━━ Provided material

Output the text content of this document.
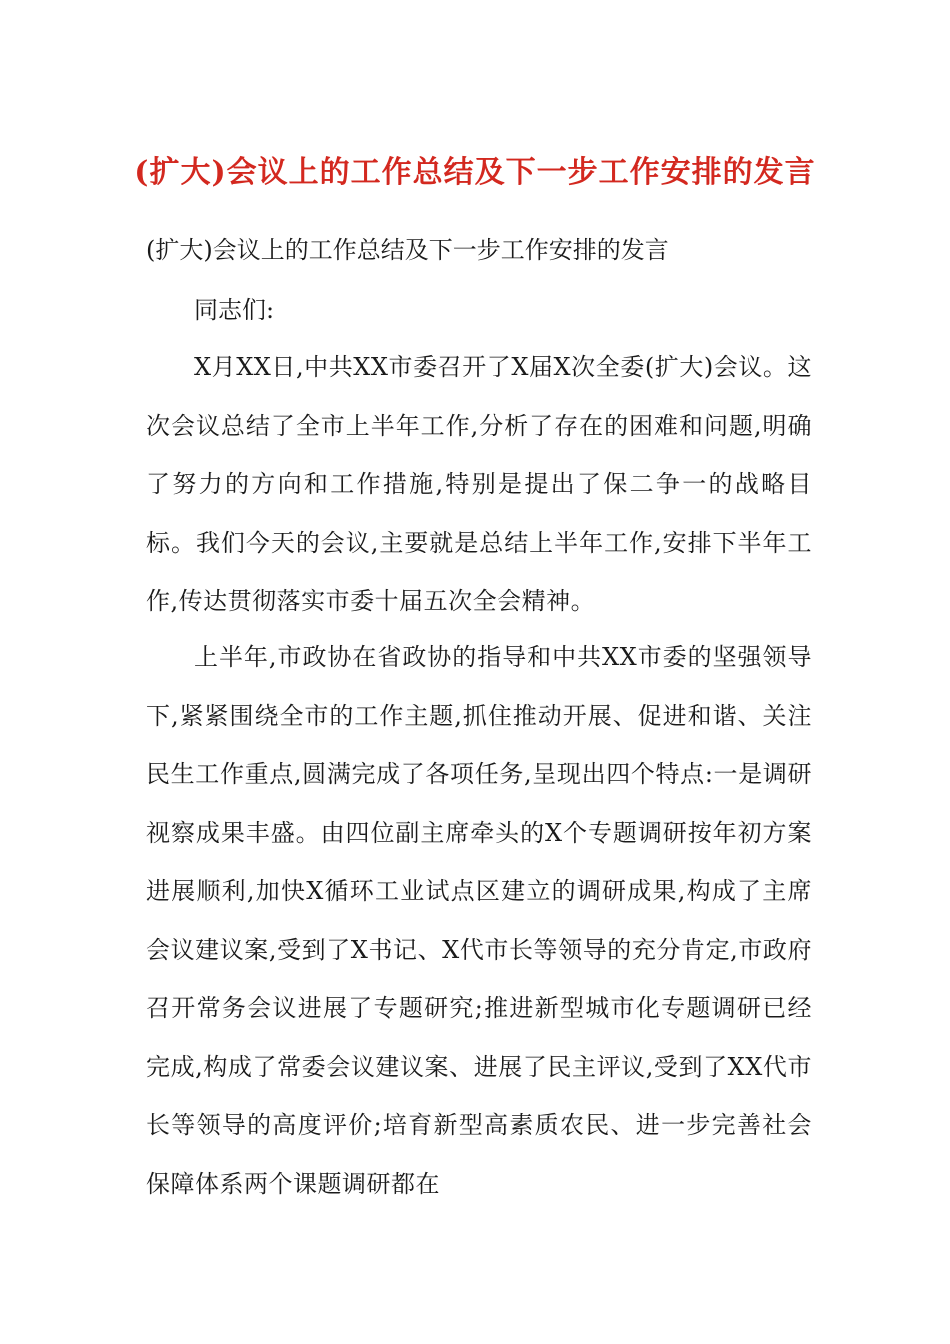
(扩大)会议上的工作总结及下一步工作安排的发言

(扩大)会议上的工作总结及下一步工作安排的发言

同志们:

X月XX日,中共XX市委召开了X届X次全委(扩大)会议。这次会议总结了全市上半年工作,分析了存在的困难和问题,明确了努力的方向和工作措施,特别是提出了保二争一的战略目标。我们今天的会议,主要就是总结上半年工作,安排下半年工作,传达贯彻落实市委十届五次全会精神。

上半年,市政协在省政协的指导和中共XX市委的坚强领导下,紧紧围绕全市的工作主题,抓住推动开展、促进和谐、关注民生工作重点,圆满完成了各项任务,呈现出四个特点:一是调研视察成果丰盛。由四位副主席牵头的X个专题调研按年初方案进展顺利,加快X循环工业试点区建立的调研成果,构成了主席会议建议案,受到了X书记、X代市长等领导的充分肯定,市政府召开常务会议进展了专题研究;推进新型城市化专题调研已经完成,构成了常委会议建议案、进展了民主评议,受到了XX代市长等领导的高度评价;培育新型高素质农民、进一步完善社会保障体系两个课题调研都在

━━━━

Instructions for the task: Write out each entry exactly as given, omitting any picture.

Task response:
Output the text content of this document.
(扩大)会议上的工作总结及下一步工作安排的发言

(扩大)会议上的工作总结及下一步工作安排的发言

同志们:

X月XX日,中共XX市委召开了X届X次全委(扩大)会议。这次会议总结了全市上半年工作,分析了存在的困难和问题,明确了努力的方向和工作措施,特别是提出了保二争一的战略目标。我们今天的会议,主要就是总结上半年工作,安排下半年工作,传达贯彻落实市委十届五次全会精神。

上半年,市政协在省政协的指导和中共XX市委的坚强领导下,紧紧围绕全市的工作主题,抓住推动开展、促进和谐、关注民生工作重点,圆满完成了各项任务,呈现出四个特点:一是调研视察成果丰盛。由四位副主席牵头的X个专题调研按年初方案进展顺利,加快X循环工业试点区建立的调研成果,构成了主席会议建议案,受到了X书记、X代市长等领导的充分肯定,市政府召开常务会议进展了专题研究;推进新型城市化专题调研已经完成,构成了常委会议建议案、进展了民主评议,受到了XX代市长等领导的高度评价;培育新型高素质农民、进一步完善社会保障体系两个课题调研都在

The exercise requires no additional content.